◆ **Exercise task A**
According to the text on UN Special Rapporteurs, in what year was their system established?
◆ **Exercise task B**
Continue the text on UN Special Rapporteurs from its last sentence.

------ Selected text

In the interviews, myself and the interviewee co-produce knowledge and meanings of social worlds. Take the example of the conversation with Philip Alston quoted earlier. His surprise at the durability of the system is analytically useful, as it recasts international human rights into a space of struggle that involves various actors, interests, strategies and understandings. At the same time, it also raises certain important methodological questions, such as how intertwined biographies of human rights actors in the UN can help us theorise the transnational interconnectedness of institutional and professional worlds.
Crisis and Resilience
The system of Special Rapporteurs has significantly grown in size over the years since its establishment in 1979. Initially, their mandates focused broadly on civil and political rights such as the right to life, torture, and freedom of expression, especially in the 1980s and 1990s. From the mid-1990s onward, mandates with a focus on economic, social, and cultural rights were established, covering issues such as foreign debt, structural adjustment, and extreme poverty. In the early 2000s, mandates focusing on collective rights were added, such as a Special Rapporteur on Indigenous rights and one dedicated to the question of minorities. More recently, new mandates focus on a wide range of issues, such as on disabilities, or the discrimination of individuals on the basis of gender and sexuality.
Despite institutional issues affecting their work, such as major budgetary constraints, time delays in approving procedures, lack of administrative support, lack of a team of field monitors and limited resources for follow-up visits to states, to name a few, the system endures. This durability, I argue, is to be found beyond institutional dynamics at the UN: it is rooted in Special Rapporteurs’ identity as “plural professionals.” They practice several professions at the same time, allowing them to mobilise resources, expertise, and powerful networks with actors from civil society, supportive diplomats, or academics beyond the immediate, scarce institutional resources offered by the UN.

------------
------ Provided information

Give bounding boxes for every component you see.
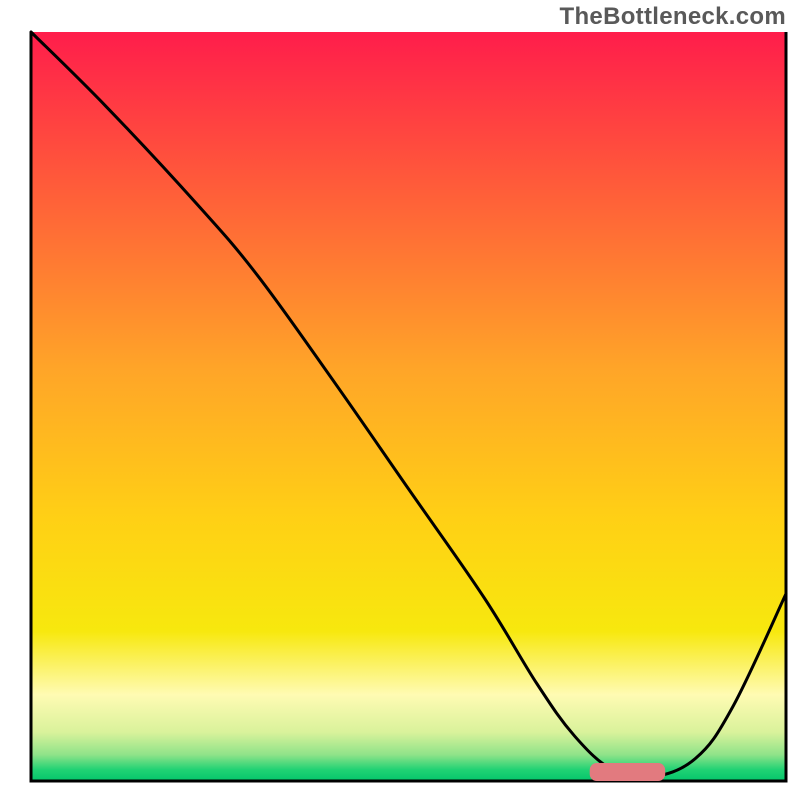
bottleneck-chart bbox=[0, 0, 800, 800]
optimal-marker bbox=[590, 763, 666, 781]
plot-background bbox=[31, 32, 786, 781]
watermark-text: TheBottleneck.com bbox=[560, 3, 786, 31]
chart-container: { "watermark": "TheBottleneck.com", "cha… bbox=[0, 0, 800, 800]
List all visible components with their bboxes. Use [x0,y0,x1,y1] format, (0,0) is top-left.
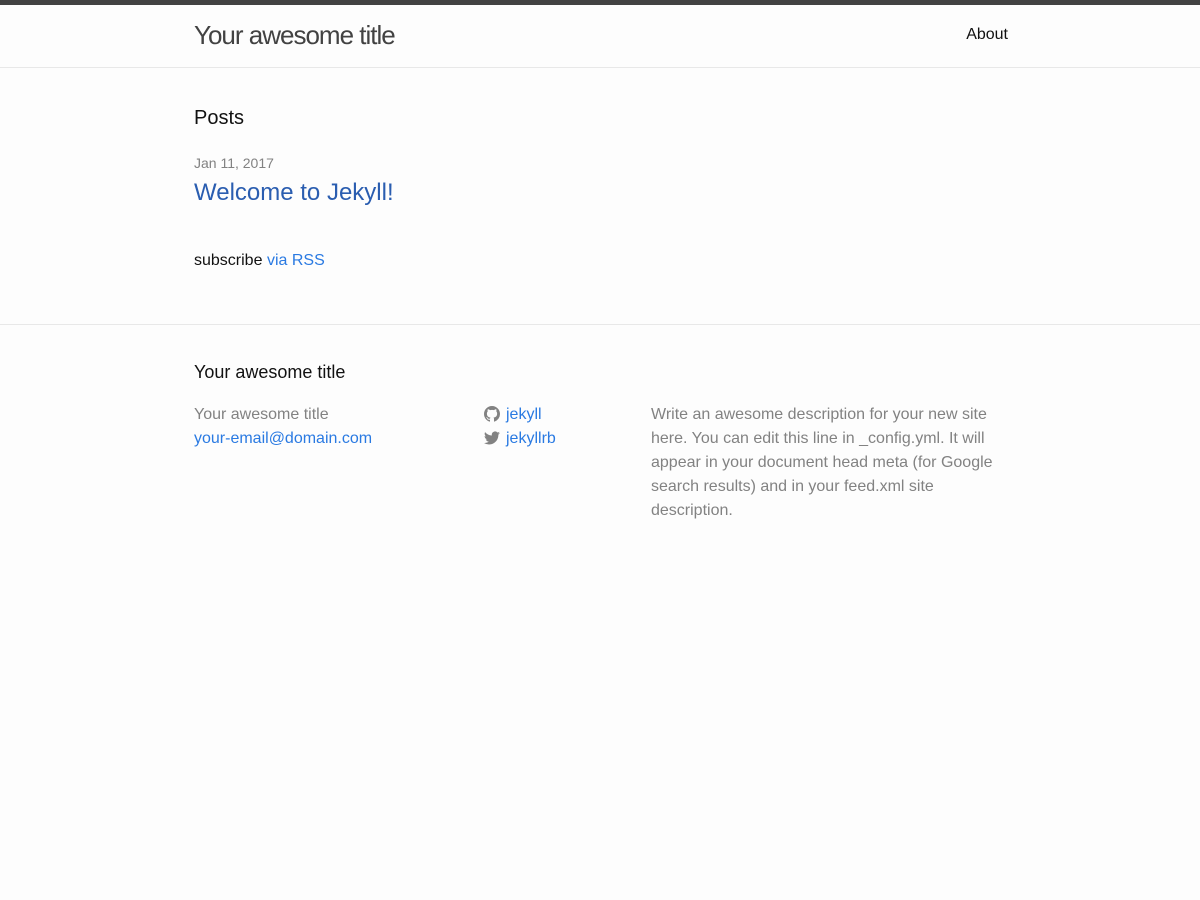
github-icon [484,406,500,422]
rss-subscribe: subscribe via RSS [194,249,325,273]
rss-prefix: subscribe [194,252,263,269]
footer-email-link[interactable]: your-email@domain.com [194,430,372,447]
footer-contact-name: Your awesome title [194,406,329,423]
post-title-link[interactable]: Welcome to Jekyll! [194,177,394,209]
page-content: Posts Jan 11, 2017 Welcome to Jekyll! su… [0,68,1200,324]
github-link[interactable]: jekyll [484,403,634,427]
nav-about-link[interactable]: About [966,23,1008,47]
posts-heading: Posts [194,107,245,129]
footer-heading: Your awesome title [194,362,346,382]
post-date: Jan 11, 2017 [194,155,274,171]
github-username: jekyll [506,406,542,423]
rss-link[interactable]: via RSS [267,252,325,269]
twitter-link[interactable]: jekyllrb [484,427,634,451]
footer-contact-column: Your awesome title your-email@domain.com [194,403,464,451]
site-header: Your awesome title About [0,5,1200,68]
site-footer: Your awesome title Your awesome title yo… [0,324,1200,625]
twitter-icon [484,430,500,446]
site-title-link[interactable]: Your awesome title [194,17,396,53]
footer-social-column: jekyll jekyllrb [484,403,634,451]
twitter-username: jekyllrb [506,430,556,447]
footer-description: Write an awesome description for your ne… [651,406,993,519]
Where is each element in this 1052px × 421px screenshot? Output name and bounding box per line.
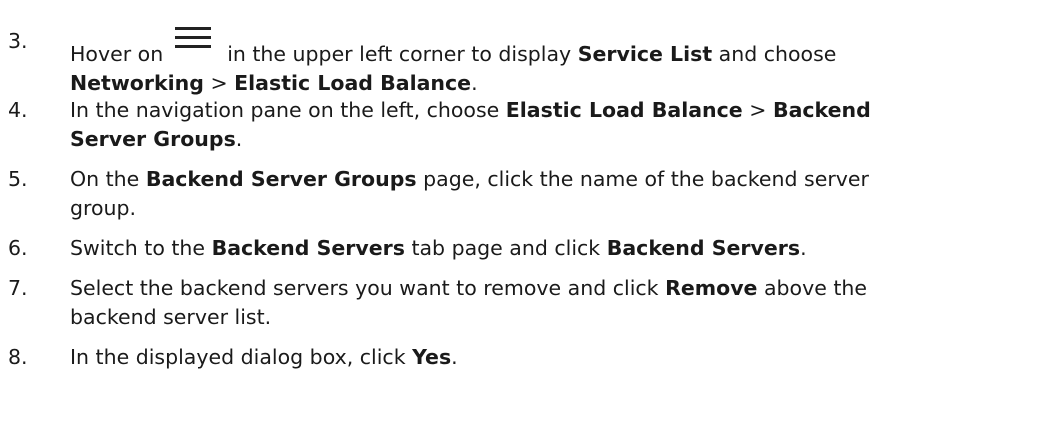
ui-term: Service List <box>577 42 713 66</box>
ui-term: Yes <box>412 345 452 369</box>
ui-term: Backend Servers <box>606 236 801 260</box>
ui-term: Backend <box>772 98 871 122</box>
step-text-segment: backend server list. <box>70 305 272 329</box>
step-number: 5. <box>8 167 28 191</box>
step-text-segment: and choose <box>712 42 837 66</box>
step-number: 8. <box>8 345 28 369</box>
step-text-segment: . <box>451 345 458 369</box>
step-text-segment: Hover on <box>70 42 164 66</box>
step-text-segment: On the <box>70 167 146 191</box>
step-text-segment: . <box>800 236 807 260</box>
ui-term: Elastic Load Balance <box>234 71 472 95</box>
step-text-segment: In the displayed dialog box, click <box>70 345 413 369</box>
step-text: On the Backend Server Groups page, click… <box>70 165 1040 223</box>
step-text-segment: above the <box>757 276 868 300</box>
hamburger-menu-icon <box>175 27 212 49</box>
step-text: Select the backend servers you want to r… <box>70 274 1040 332</box>
ui-term: Backend Servers <box>211 236 405 260</box>
step-text-segment: Select the backend servers you want to r… <box>70 276 666 300</box>
step-text-segment: group. <box>70 196 137 220</box>
step-text-segment: In the navigation pane on the left, choo… <box>70 98 506 122</box>
step-text-segment: . <box>471 71 478 95</box>
step-text-segment: > <box>742 98 773 122</box>
step-text: In the navigation pane on the left, choo… <box>70 96 1040 154</box>
step-number: 7. <box>8 276 28 300</box>
step-text: In the displayed dialog box, click Yes. <box>70 343 1040 372</box>
step-text-segment: Switch to the <box>70 236 212 260</box>
step-text-segment: tab page and click <box>404 236 607 260</box>
ui-term: Server Groups <box>70 127 236 151</box>
step-number: 4. <box>8 98 28 122</box>
step-text-segment: . <box>235 127 243 151</box>
ui-term: Backend Server Groups <box>145 167 417 191</box>
step-text: Switch to the Backend Servers tab page a… <box>70 234 1040 263</box>
step-text-segment: > <box>203 71 235 95</box>
ui-term: Networking <box>70 71 204 95</box>
ui-term: Remove <box>665 276 758 300</box>
step-text-segment: in the upper left corner to display <box>227 42 578 66</box>
ui-term: Elastic Load Balance <box>505 98 743 122</box>
step-text: Hover on in the upper left corner to disp… <box>70 27 1040 98</box>
step-number: 3. <box>8 29 28 53</box>
step-number: 6. <box>8 236 28 260</box>
step-text-segment: page, click the name of the backend serv… <box>416 167 869 191</box>
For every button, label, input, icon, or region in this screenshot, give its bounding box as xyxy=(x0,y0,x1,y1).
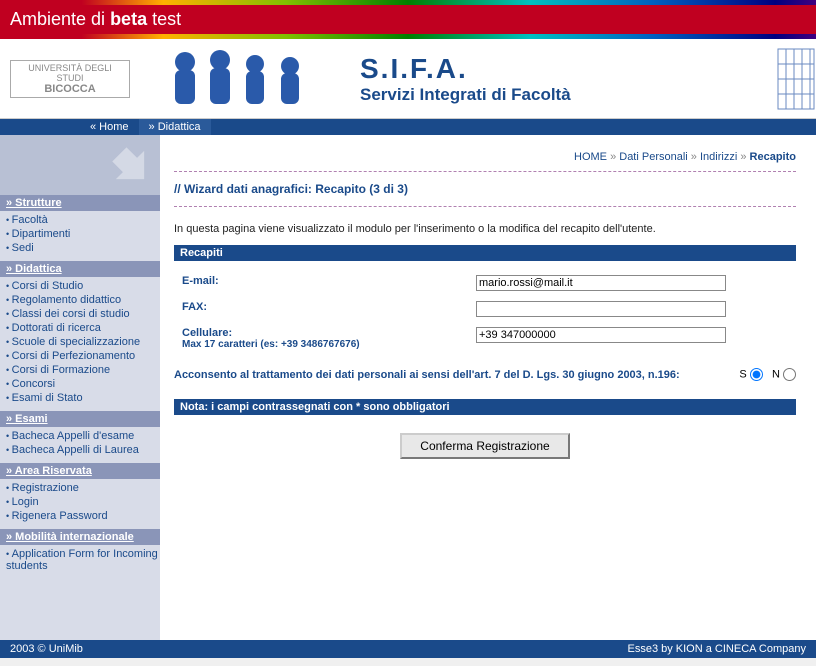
footer: 2003 © UniMib Esse3 by KION a CINECA Com… xyxy=(0,640,816,658)
sifa-title-block: S.I.F.A. Servizi Integrati di Facoltà xyxy=(360,53,571,105)
form-table: E-mail: FAX: Cellulare: Max 17 caratteri… xyxy=(174,269,796,356)
sidebar-item[interactable]: Facoltà xyxy=(4,213,160,227)
sidebar-item-link[interactable]: Regolamento didattico xyxy=(12,294,121,306)
sidebar-item[interactable]: Registrazione xyxy=(4,481,160,495)
university-logo: UNIVERSITÀ DEGLI STUDI BICOCCA xyxy=(0,39,140,118)
sidebar-item[interactable]: Esami di Stato xyxy=(4,391,160,405)
env-suffix: test xyxy=(147,9,181,29)
sidebar-item-link[interactable]: Facoltà xyxy=(12,214,48,226)
sidebar-item-link[interactable]: Scuole di specializzazione xyxy=(12,336,140,348)
sidebar-item-link[interactable]: Dipartimenti xyxy=(12,228,71,240)
breadcrumb-current: Recapito xyxy=(750,151,796,163)
fax-field[interactable] xyxy=(476,301,726,317)
email-label: E-mail: xyxy=(176,271,468,295)
sidebar-item[interactable]: Rigenera Password xyxy=(4,509,160,523)
header-center: S.I.F.A. Servizi Integrati di Facoltà xyxy=(140,39,776,118)
nav-didattica[interactable]: » Didattica xyxy=(139,119,211,135)
row-fax: FAX: xyxy=(176,297,794,321)
sidebar-item[interactable]: Regolamento didattico xyxy=(4,293,160,307)
sifa-title: S.I.F.A. xyxy=(360,53,571,85)
sidebar-section-head: » Didattica xyxy=(0,261,160,277)
sidebar-section-head: » Mobilità internazionale xyxy=(0,529,160,545)
band-recapiti: Recapiti xyxy=(174,245,796,261)
sidebar-item-link[interactable]: Registrazione xyxy=(12,482,79,494)
sidebar-section-head: » Area Riservata xyxy=(0,463,160,479)
sidebar-item-link[interactable]: Rigenera Password xyxy=(12,510,108,522)
sidebar-item[interactable]: Sedi xyxy=(4,241,160,255)
dashed-separator xyxy=(174,206,796,207)
sidebar-item[interactable]: Classi dei corsi di studio xyxy=(4,307,160,321)
sidebar-item-link[interactable]: Sedi xyxy=(12,242,34,254)
sidebar-item-link[interactable]: Corsi di Studio xyxy=(12,280,84,292)
confirm-registration-button[interactable]: Conferma Registrazione xyxy=(400,433,569,459)
sidebar-item-link[interactable]: Corsi di Formazione xyxy=(12,364,110,376)
sidebar-item[interactable]: Bacheca Appelli di Laurea xyxy=(4,443,160,457)
breadcrumb-home[interactable]: HOME xyxy=(574,151,607,163)
arrow-down-right-icon xyxy=(110,145,150,185)
header: UNIVERSITÀ DEGLI STUDI BICOCCA S.I.F.A. … xyxy=(0,39,816,119)
sidebar: » Strutture Facoltà Dipartimenti Sedi » Dida… xyxy=(0,135,160,640)
breadcrumb-sep: » xyxy=(691,151,700,163)
nav-home[interactable]: « Home xyxy=(80,119,139,135)
content-area: HOME » Dati Personali » Indirizzi » Reca… xyxy=(160,135,816,640)
sidebar-item[interactable]: Dipartimenti xyxy=(4,227,160,241)
sidebar-item[interactable]: Corsi di Formazione xyxy=(4,363,160,377)
logo-line2: BICOCCA xyxy=(15,83,125,95)
breadcrumb-l2[interactable]: Indirizzi xyxy=(700,151,737,163)
consent-text: Acconsento al trattamento dei dati perso… xyxy=(174,369,739,381)
breadcrumb-l1[interactable]: Dati Personali xyxy=(619,151,687,163)
dashed-separator xyxy=(174,171,796,172)
cell-hint: Max 17 caratteri (es: +39 3486767676) xyxy=(182,339,462,350)
sidebar-item-link[interactable]: Esami di Stato xyxy=(12,392,83,404)
row-email: E-mail: xyxy=(176,271,794,295)
submit-row: Conferma Registrazione xyxy=(174,433,796,459)
sifa-subtitle: Servizi Integrati di Facoltà xyxy=(360,85,571,105)
sidebar-item[interactable]: Application Form for Incoming students xyxy=(4,547,160,573)
breadcrumb-sep: » xyxy=(610,151,619,163)
sidebar-item-link[interactable]: Application Form for Incoming students xyxy=(6,548,158,572)
sidebar-item-link[interactable]: Login xyxy=(12,496,39,508)
sidebar-item-link[interactable]: Classi dei corsi di studio xyxy=(12,308,130,320)
sidebar-item[interactable]: Scuole di specializzazione xyxy=(4,335,160,349)
consent-radio-group: S N xyxy=(739,368,796,381)
consent-radio-n[interactable] xyxy=(783,368,796,381)
sidebar-item-link[interactable]: Corsi di Perfezionamento xyxy=(12,350,136,362)
sidebar-item-link[interactable]: Bacheca Appelli di Laurea xyxy=(12,444,139,456)
breadcrumb: HOME » Dati Personali » Indirizzi » Reca… xyxy=(174,145,796,169)
sidebar-item[interactable]: Login xyxy=(4,495,160,509)
email-field[interactable] xyxy=(476,275,726,291)
intro-text: In questa pagina viene visualizzato il m… xyxy=(174,213,796,243)
cell-label: Cellulare: xyxy=(182,327,462,339)
arrow-decoration xyxy=(0,135,160,195)
consent-row: Acconsento al trattamento dei dati perso… xyxy=(174,368,796,381)
breadcrumb-sep: » xyxy=(740,151,749,163)
logo-line1: UNIVERSITÀ DEGLI STUDI xyxy=(15,63,125,83)
sidebar-item-link[interactable]: Concorsi xyxy=(12,378,55,390)
consent-radio-s[interactable] xyxy=(750,368,763,381)
sidebar-item[interactable]: Concorsi xyxy=(4,377,160,391)
sidebar-item-link[interactable]: Dottorati di ricerca xyxy=(12,322,101,334)
sidebar-item-link[interactable]: Bacheca Appelli d'esame xyxy=(12,430,135,442)
people-silhouette-icon xyxy=(160,44,330,114)
sidebar-item[interactable]: Dottorati di ricerca xyxy=(4,321,160,335)
sidebar-item[interactable]: Corsi di Perfezionamento xyxy=(4,349,160,363)
environment-banner: Ambiente di beta test xyxy=(0,5,816,34)
building-icon xyxy=(776,39,816,118)
top-nav: « Home » Didattica xyxy=(0,119,816,135)
env-bold: beta xyxy=(110,9,147,29)
consent-n-label: N xyxy=(772,368,780,380)
sidebar-item[interactable]: Bacheca Appelli d'esame xyxy=(4,429,160,443)
footer-right: Esse3 by KION a CINECA Company xyxy=(627,643,806,655)
fax-label: FAX: xyxy=(176,297,468,321)
band-note: Nota: i campi contrassegnati con * sono … xyxy=(174,399,796,415)
page-title: // Wizard dati anagrafici: Recapito (3 d… xyxy=(174,178,796,204)
env-prefix: Ambiente di xyxy=(10,9,110,29)
cell-field[interactable] xyxy=(476,327,726,343)
footer-left: 2003 © UniMib xyxy=(10,643,83,655)
sidebar-section-head: » Esami xyxy=(0,411,160,427)
sidebar-section-head: » Strutture xyxy=(0,195,160,211)
row-cellulare: Cellulare: Max 17 caratteri (es: +39 348… xyxy=(176,323,794,354)
consent-s-label: S xyxy=(739,368,746,380)
sidebar-item[interactable]: Corsi di Studio xyxy=(4,279,160,293)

------------

◆ **Task result A**
1979

◆ **Task result B**
For example, the former Special Rapporteur on counter-terrorism and human rights Fionnuala Ní Aolain raised funds in her academic capacity, which enabled her frequent trips to the UN in New York where the relevant institutional counter-terrorism infrastructure for her mandate is located. This allowed her to blur institutional and geographical boundaries of the UN Security Council in New York and the UN Human Rights Council in Geneva.
In conclusion, as multilateralism and human rights are now increasingly under attack, my research suggests that we can learn from the history and growth of the Special Rapporteur system. Their unique room for manoeuvre, enabled by their independence and plural professional character, allows them to develop strategies and alliances across institutional and professional spaces to address widespread human rights violations, at the very least by raising awareness and speaking out against them. As the recent reappointment of Albanese as Special Rapporteur suggests, outspoken human rights experts with creative strategies to communicate their knowledge to the wider public are at the forefront of defending the universality of the international human rights system – and the integrity of their own expert body.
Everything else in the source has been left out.